Material for this exercise:
"""
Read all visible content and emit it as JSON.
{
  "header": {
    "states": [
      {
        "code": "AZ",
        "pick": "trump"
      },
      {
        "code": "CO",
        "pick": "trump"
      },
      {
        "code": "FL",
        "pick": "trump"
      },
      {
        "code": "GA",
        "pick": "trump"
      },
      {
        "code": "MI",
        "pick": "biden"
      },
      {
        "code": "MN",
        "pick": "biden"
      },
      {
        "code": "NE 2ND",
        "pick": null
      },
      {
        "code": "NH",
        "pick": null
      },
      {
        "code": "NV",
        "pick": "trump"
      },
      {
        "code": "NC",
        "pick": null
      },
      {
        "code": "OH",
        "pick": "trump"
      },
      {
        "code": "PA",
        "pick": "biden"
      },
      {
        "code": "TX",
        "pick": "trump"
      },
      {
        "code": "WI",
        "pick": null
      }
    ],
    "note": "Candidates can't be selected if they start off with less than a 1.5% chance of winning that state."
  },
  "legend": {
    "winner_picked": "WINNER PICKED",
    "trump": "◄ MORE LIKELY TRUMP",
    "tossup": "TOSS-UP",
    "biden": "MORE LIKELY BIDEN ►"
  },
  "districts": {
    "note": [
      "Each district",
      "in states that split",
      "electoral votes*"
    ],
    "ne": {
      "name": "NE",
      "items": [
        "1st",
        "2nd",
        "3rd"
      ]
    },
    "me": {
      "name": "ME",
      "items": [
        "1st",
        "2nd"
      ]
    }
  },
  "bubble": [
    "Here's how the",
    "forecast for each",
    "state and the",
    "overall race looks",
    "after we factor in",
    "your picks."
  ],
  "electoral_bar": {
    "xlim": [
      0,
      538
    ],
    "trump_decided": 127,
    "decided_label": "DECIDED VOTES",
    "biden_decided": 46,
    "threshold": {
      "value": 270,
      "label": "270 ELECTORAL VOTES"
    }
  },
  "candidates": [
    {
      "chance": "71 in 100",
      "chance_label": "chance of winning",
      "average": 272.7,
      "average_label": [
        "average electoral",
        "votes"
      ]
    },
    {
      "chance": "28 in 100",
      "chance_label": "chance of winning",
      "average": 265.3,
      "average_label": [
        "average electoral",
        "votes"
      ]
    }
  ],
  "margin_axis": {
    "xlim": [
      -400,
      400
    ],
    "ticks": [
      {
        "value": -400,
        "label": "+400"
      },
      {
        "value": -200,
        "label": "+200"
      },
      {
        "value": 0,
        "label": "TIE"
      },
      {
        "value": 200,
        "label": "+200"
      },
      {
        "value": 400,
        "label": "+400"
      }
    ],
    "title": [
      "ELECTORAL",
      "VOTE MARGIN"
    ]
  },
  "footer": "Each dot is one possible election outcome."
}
"""
Set task: Copy out the full material exactly as it appears.

Full solution:
Read all visible content and emit it as JSON.
{
  "header": {
    "states": [
      {
        "code": "AZ",
        "pick": "trump"
      },
      {
        "code": "CO",
        "pick": "trump"
      },
      {
        "code": "FL",
        "pick": "trump"
      },
      {
        "code": "GA",
        "pick": "trump"
      },
      {
        "code": "MI",
        "pick": "biden"
      },
      {
        "code": "MN",
        "pick": "biden"
      },
      {
        "code": "NE 2ND",
        "pick": null
      },
      {
        "code": "NH",
        "pick": null
      },
      {
        "code": "NV",
        "pick": "trump"
      },
      {
        "code": "NC",
        "pick": null
      },
      {
        "code": "OH",
        "pick": "trump"
      },
      {
        "code": "PA",
        "pick": "biden"
      },
      {
        "code": "TX",
        "pick": "trump"
      },
      {
        "code": "WI",
        "pick": null
      }
    ],
    "note": "Candidates can't be selected if they start off with less than a 1.5% chance of winning that state."
  },
  "legend": {
    "winner_picked": "WINNER PICKED",
    "trump": "◄ MORE LIKELY TRUMP",
    "tossup": "TOSS-UP",
    "biden": "MORE LIKELY BIDEN ►"
  },
  "districts": {
    "note": [
      "Each district",
      "in states that split",
      "electoral votes*"
    ],
    "ne": {
      "name": "NE",
      "items": [
        "1st",
        "2nd",
        "3rd"
      ]
    },
    "me": {
      "name": "ME",
      "items": [
        "1st",
        "2nd"
      ]
    }
  },
  "bubble": [
    "Here's how the",
    "forecast for each",
    "state and the",
    "overall race looks",
    "after we factor in",
    "your picks."
  ],
  "electoral_bar": {
    "xlim": [
      0,
      538
    ],
    "trump_decided": 127,
    "decided_label": "DECIDED VOTES",
    "biden_decided": 46,
    "threshold": {
      "value": 270,
      "label": "270 ELECTORAL VOTES"
    }
  },
  "candidates": [
    {
      "chance": "71 in 100",
      "chance_label": "chance of winning",
      "average": 272.7,
      "average_label": [
        "average electoral",
        "votes"
      ]
    },
    {
      "chance": "28 in 100",
      "chance_label": "chance of winning",
      "average": 265.3,
      "average_label": [
        "average electoral",
        "votes"
      ]
    }
  ],
  "margin_axis": {
    "xlim": [
      -400,
      400
    ],
    "ticks": [
      {
        "value": -400,
        "label": "+400"
      },
      {
        "value": -200,
        "label": "+200"
      },
      {
        "value": 0,
        "label": "TIE"
      },
      {
        "value": 200,
        "label": "+200"
      },
      {
        "value": 400,
        "label": "+400"
      }
    ],
    "title": [
      "ELECTORAL",
      "VOTE MARGIN"
    ]
  },
  "footer": "Each dot is one possible election outcome."
}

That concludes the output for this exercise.